Dataset excerpt
........

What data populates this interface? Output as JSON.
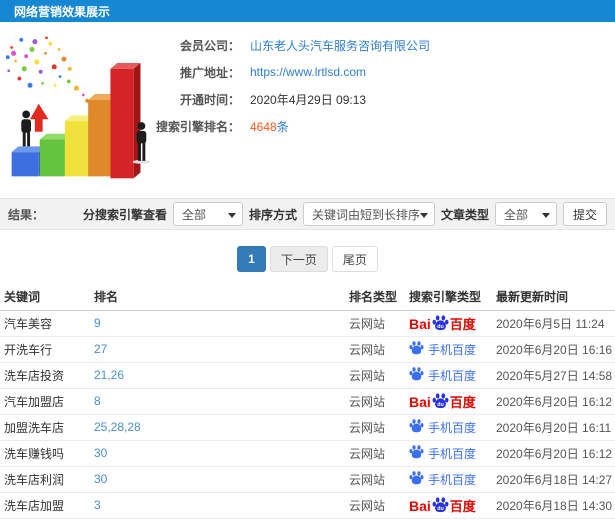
{
  "titlebar": {
    "title": "网络营销效果展示"
  },
  "info": {
    "company_label": "会员公司：",
    "company_value": "山东老人头汽车服务咨询有限公司",
    "url_label": "推广地址：",
    "url_value": "https://www.lrtlsd.com",
    "opened_label": "开通时间：",
    "opened_value": "2020年4月29日 09:13",
    "rank_label": "搜索引擎排名：",
    "rank_value": "4648",
    "rank_suffix": "条"
  },
  "filters": {
    "result_label": "结果：",
    "engine_label": "分搜索引擎查看",
    "engine_value": "全部",
    "sort_label": "排序方式",
    "sort_value": "关键词由短到长排序",
    "article_label": "文章类型",
    "article_value": "全部",
    "submit_label": "提交"
  },
  "pagination": {
    "current": "1",
    "next_label": "下一页",
    "last_label": "尾页"
  },
  "table": {
    "headers": [
      "关键词",
      "排名",
      "排名类型",
      "搜索引擎类型",
      "最新更新时间"
    ],
    "engine_logos": {
      "baidu_latin": "Bai",
      "baidu_du": "du",
      "baidu_cn": "百度",
      "mobile_label": "手机百度"
    },
    "rows": [
      {
        "keyword": "汽车美容",
        "rank": "9",
        "rank_type": "云网站",
        "engine": "baidu",
        "updated": "2020年6月5日 11:24"
      },
      {
        "keyword": "开洗车行",
        "rank": "27",
        "rank_type": "云网站",
        "engine": "mobile-baidu",
        "updated": "2020年6月20日 16:16"
      },
      {
        "keyword": "洗车店投资",
        "rank": "21,26",
        "rank_type": "云网站",
        "engine": "mobile-baidu",
        "updated": "2020年5月27日 14:58"
      },
      {
        "keyword": "汽车加盟店",
        "rank": "8",
        "rank_type": "云网站",
        "engine": "baidu",
        "updated": "2020年6月20日 16:12"
      },
      {
        "keyword": "加盟洗车店",
        "rank": "25,28,28",
        "rank_type": "云网站",
        "engine": "mobile-baidu",
        "updated": "2020年6月20日 16:11"
      },
      {
        "keyword": "洗车赚钱吗",
        "rank": "30",
        "rank_type": "云网站",
        "engine": "mobile-baidu",
        "updated": "2020年6月20日 16:12"
      },
      {
        "keyword": "洗车店利润",
        "rank": "30",
        "rank_type": "云网站",
        "engine": "mobile-baidu",
        "updated": "2020年6月18日 14:27"
      },
      {
        "keyword": "洗车店加盟",
        "rank": "3",
        "rank_type": "云网站",
        "engine": "baidu",
        "updated": "2020年6月18日 14:30"
      }
    ]
  },
  "colors": {
    "titlebar_blue": "#1587d3",
    "link_blue": "#2f7dd0",
    "rank_orange": "#ff5a1e",
    "pagination_active_blue": "#337ab7",
    "baidu_red": "#e10601",
    "baidu_paw_blue": "#2932e1",
    "mobile_baidu_blue": "#3b6ff0",
    "rank_cell_blue": "#4c8fce"
  }
}
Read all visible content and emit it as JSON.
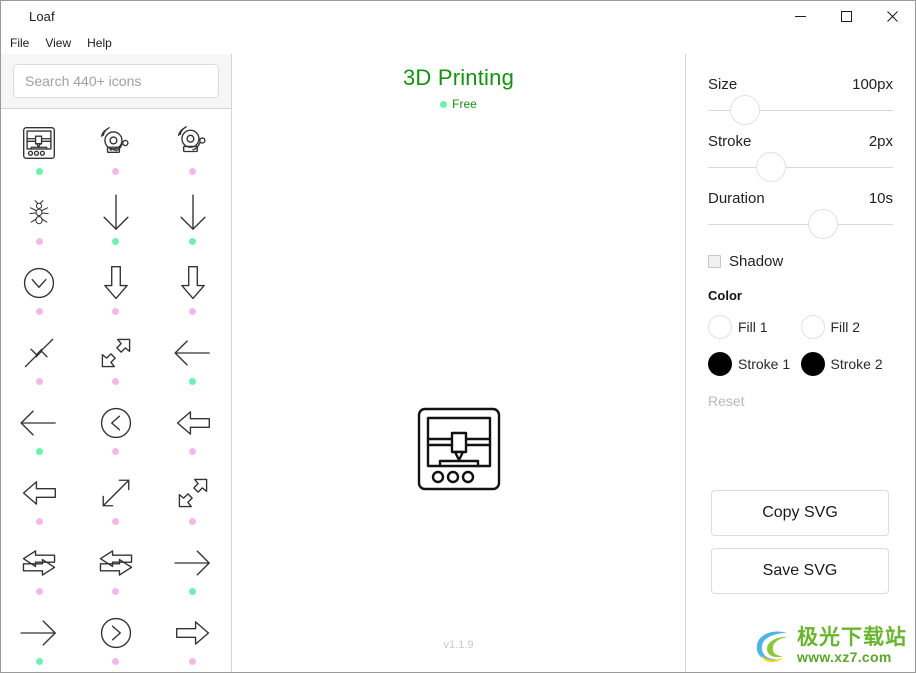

........

◆ Task prompt: Give only the number of lines in the preceding material that contain the string "keyword".

◆ Solution for this problem: 8